Records from a data source
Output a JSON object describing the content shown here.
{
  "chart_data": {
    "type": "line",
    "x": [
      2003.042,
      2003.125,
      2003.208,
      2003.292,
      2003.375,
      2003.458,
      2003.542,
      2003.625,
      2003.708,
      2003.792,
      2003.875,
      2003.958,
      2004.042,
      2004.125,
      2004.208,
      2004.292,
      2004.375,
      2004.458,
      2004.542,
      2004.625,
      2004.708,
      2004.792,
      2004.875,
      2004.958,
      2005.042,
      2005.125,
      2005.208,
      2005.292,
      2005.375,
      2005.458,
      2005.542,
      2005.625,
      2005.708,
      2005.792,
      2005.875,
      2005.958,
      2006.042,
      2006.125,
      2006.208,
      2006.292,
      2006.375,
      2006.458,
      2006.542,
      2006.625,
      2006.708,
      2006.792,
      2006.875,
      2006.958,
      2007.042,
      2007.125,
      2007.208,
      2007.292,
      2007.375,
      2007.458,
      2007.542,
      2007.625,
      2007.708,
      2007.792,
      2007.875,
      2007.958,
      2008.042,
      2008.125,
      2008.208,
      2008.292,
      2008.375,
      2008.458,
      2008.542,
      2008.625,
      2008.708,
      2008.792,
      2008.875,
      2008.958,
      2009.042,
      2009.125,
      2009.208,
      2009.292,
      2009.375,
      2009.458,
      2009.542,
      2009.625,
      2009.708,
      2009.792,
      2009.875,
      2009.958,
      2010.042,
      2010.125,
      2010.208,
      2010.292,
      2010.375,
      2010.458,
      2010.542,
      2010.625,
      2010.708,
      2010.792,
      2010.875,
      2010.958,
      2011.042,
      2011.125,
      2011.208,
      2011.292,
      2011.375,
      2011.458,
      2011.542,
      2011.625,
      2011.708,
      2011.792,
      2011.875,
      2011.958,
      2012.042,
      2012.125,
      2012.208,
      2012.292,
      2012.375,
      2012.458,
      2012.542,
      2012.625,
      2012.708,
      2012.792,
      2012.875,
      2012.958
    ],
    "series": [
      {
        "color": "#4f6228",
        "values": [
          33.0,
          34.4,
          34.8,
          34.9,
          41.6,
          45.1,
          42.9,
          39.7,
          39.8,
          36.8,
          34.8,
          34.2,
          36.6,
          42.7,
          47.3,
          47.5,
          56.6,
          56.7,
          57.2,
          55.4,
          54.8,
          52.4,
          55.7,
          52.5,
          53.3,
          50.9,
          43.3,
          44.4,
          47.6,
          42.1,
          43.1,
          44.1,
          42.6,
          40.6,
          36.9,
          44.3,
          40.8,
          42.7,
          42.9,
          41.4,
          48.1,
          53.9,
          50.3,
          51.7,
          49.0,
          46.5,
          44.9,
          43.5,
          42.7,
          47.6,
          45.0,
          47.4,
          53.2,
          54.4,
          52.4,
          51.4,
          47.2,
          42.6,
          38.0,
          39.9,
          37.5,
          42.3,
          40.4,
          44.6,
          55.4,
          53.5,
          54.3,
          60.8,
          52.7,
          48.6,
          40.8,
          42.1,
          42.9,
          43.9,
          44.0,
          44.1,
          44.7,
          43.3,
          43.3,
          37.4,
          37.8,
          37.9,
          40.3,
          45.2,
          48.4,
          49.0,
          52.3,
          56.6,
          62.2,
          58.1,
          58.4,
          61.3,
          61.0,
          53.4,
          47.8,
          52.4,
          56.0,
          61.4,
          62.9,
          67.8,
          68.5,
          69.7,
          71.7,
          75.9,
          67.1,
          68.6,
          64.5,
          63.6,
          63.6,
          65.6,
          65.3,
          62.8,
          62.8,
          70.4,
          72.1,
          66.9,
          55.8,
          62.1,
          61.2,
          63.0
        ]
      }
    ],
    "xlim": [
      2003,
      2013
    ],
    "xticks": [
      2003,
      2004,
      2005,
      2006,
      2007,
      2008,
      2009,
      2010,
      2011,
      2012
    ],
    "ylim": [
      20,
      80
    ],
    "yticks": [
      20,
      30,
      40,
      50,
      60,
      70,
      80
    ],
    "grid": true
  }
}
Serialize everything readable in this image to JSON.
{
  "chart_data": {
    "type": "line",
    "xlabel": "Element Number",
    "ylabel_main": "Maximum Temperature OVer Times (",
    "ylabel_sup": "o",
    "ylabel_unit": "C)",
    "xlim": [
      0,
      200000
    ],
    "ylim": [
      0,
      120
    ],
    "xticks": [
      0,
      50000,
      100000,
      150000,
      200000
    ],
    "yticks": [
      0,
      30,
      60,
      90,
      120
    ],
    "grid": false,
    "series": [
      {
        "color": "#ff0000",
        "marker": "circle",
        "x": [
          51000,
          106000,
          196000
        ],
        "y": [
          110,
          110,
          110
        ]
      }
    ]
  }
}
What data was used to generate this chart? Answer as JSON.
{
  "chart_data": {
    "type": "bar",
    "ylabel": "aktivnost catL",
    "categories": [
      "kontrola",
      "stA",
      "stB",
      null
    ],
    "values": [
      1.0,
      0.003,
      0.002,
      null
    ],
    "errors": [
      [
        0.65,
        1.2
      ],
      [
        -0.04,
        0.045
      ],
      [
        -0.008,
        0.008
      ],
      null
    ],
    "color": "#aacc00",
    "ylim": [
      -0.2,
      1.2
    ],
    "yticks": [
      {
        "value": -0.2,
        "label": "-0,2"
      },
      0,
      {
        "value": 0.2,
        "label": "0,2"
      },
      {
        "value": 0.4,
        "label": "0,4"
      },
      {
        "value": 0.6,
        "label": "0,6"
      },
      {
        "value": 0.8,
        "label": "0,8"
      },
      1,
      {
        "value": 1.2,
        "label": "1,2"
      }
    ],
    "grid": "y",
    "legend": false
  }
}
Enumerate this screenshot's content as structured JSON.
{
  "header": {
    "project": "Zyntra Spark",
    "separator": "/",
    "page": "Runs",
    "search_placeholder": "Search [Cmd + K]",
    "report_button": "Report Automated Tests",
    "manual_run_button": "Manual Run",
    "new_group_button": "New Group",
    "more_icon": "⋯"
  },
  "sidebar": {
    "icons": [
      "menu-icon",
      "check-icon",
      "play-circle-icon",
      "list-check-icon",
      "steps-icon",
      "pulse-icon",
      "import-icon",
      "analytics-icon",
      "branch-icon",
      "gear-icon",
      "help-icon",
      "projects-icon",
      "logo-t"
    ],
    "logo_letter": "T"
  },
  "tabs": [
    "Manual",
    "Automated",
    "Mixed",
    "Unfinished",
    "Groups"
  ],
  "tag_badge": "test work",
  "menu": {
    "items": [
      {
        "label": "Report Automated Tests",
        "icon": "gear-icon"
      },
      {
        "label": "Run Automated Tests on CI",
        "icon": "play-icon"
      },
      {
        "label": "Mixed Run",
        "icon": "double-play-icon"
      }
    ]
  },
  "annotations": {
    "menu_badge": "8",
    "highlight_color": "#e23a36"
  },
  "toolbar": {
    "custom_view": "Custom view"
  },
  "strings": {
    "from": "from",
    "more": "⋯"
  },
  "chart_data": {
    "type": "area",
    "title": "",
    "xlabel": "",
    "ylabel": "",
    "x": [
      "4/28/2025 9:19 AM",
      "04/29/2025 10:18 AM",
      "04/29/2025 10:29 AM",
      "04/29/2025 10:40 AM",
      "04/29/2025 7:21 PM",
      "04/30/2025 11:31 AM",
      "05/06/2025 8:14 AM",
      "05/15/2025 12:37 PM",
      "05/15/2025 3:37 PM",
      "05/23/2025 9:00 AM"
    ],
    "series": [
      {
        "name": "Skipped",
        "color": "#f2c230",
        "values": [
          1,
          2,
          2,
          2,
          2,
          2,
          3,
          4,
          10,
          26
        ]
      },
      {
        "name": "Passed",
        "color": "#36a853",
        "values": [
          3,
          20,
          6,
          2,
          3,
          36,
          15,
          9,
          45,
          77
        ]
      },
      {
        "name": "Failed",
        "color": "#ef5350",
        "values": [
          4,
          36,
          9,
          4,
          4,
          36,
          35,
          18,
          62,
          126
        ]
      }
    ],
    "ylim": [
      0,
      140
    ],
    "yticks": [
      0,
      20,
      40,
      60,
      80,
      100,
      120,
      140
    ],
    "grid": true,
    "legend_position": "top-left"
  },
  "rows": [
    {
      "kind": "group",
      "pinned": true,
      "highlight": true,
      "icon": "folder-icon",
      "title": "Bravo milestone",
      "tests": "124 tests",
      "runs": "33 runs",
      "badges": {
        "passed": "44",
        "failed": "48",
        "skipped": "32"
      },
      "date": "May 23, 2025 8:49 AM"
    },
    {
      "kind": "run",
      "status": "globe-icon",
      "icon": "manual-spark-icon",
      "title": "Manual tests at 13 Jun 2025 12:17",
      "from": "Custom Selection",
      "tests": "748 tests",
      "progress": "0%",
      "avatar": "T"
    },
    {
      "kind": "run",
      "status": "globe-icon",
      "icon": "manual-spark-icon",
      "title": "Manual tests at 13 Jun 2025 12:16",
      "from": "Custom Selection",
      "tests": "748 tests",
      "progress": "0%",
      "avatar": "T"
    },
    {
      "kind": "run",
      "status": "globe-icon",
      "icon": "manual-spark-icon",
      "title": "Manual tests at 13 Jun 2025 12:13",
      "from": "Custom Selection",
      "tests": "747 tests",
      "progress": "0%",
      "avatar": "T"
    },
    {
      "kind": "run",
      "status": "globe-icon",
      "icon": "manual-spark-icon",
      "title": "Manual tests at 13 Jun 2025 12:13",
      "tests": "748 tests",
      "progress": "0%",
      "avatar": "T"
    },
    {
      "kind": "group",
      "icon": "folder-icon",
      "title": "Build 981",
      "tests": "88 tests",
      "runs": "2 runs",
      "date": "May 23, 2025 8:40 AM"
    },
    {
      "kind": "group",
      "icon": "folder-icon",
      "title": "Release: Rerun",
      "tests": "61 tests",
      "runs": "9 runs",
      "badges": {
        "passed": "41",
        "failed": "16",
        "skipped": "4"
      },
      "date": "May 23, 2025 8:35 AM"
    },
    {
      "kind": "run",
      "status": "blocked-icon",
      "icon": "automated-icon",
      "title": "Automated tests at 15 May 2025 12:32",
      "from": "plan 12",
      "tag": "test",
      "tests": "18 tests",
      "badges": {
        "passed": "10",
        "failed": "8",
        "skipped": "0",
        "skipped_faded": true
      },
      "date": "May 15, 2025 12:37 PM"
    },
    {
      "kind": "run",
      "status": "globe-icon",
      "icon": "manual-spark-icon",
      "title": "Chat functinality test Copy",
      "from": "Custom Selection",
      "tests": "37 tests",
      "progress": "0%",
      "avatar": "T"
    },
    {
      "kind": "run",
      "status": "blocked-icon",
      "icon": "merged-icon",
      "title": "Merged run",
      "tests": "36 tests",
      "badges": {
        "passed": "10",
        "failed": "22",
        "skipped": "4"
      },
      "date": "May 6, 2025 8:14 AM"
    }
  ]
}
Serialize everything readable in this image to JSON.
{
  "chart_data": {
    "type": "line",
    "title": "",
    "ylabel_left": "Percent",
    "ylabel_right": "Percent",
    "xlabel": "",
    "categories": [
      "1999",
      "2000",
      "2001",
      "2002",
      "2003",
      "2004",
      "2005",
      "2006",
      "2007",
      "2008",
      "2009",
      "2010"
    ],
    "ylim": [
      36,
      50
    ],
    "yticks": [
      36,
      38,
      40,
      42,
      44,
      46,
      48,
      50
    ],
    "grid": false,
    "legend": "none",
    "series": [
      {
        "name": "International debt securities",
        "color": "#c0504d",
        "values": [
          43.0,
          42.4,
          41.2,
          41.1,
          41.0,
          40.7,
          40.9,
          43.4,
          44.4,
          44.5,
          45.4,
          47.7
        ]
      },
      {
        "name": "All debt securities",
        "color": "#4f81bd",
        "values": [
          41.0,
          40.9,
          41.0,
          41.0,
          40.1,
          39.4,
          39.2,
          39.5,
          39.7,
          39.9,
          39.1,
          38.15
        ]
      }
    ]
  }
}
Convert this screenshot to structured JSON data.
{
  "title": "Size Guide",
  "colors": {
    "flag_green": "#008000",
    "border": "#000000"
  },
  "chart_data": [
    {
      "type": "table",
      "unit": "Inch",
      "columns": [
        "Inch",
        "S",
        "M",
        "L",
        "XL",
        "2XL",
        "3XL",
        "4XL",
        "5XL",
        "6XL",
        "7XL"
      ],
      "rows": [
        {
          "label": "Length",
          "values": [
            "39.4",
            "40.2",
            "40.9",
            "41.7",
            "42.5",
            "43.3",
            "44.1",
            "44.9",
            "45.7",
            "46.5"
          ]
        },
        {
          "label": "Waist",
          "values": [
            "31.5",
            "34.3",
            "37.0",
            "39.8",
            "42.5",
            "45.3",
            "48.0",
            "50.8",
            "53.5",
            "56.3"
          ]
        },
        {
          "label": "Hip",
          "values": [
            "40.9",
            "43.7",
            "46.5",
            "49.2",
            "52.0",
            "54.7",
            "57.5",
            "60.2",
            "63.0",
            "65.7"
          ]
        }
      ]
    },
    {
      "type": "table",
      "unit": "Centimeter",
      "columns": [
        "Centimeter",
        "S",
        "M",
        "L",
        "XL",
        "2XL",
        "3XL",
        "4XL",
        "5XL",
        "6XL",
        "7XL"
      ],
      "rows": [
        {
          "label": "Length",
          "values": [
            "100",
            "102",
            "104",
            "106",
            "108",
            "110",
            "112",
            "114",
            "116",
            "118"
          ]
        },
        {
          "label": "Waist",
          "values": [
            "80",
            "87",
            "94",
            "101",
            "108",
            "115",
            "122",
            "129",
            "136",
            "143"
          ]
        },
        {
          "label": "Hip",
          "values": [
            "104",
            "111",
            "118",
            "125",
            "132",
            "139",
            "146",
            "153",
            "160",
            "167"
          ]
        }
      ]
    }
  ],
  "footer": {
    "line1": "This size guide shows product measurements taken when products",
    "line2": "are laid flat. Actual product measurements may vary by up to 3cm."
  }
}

### INSTRUCTION
Identify and copy the lines holding the word "play".

### RESPONSE BELOW
      "play-circle-icon",
        "icon": "play-icon"
        "icon": "double-play-icon"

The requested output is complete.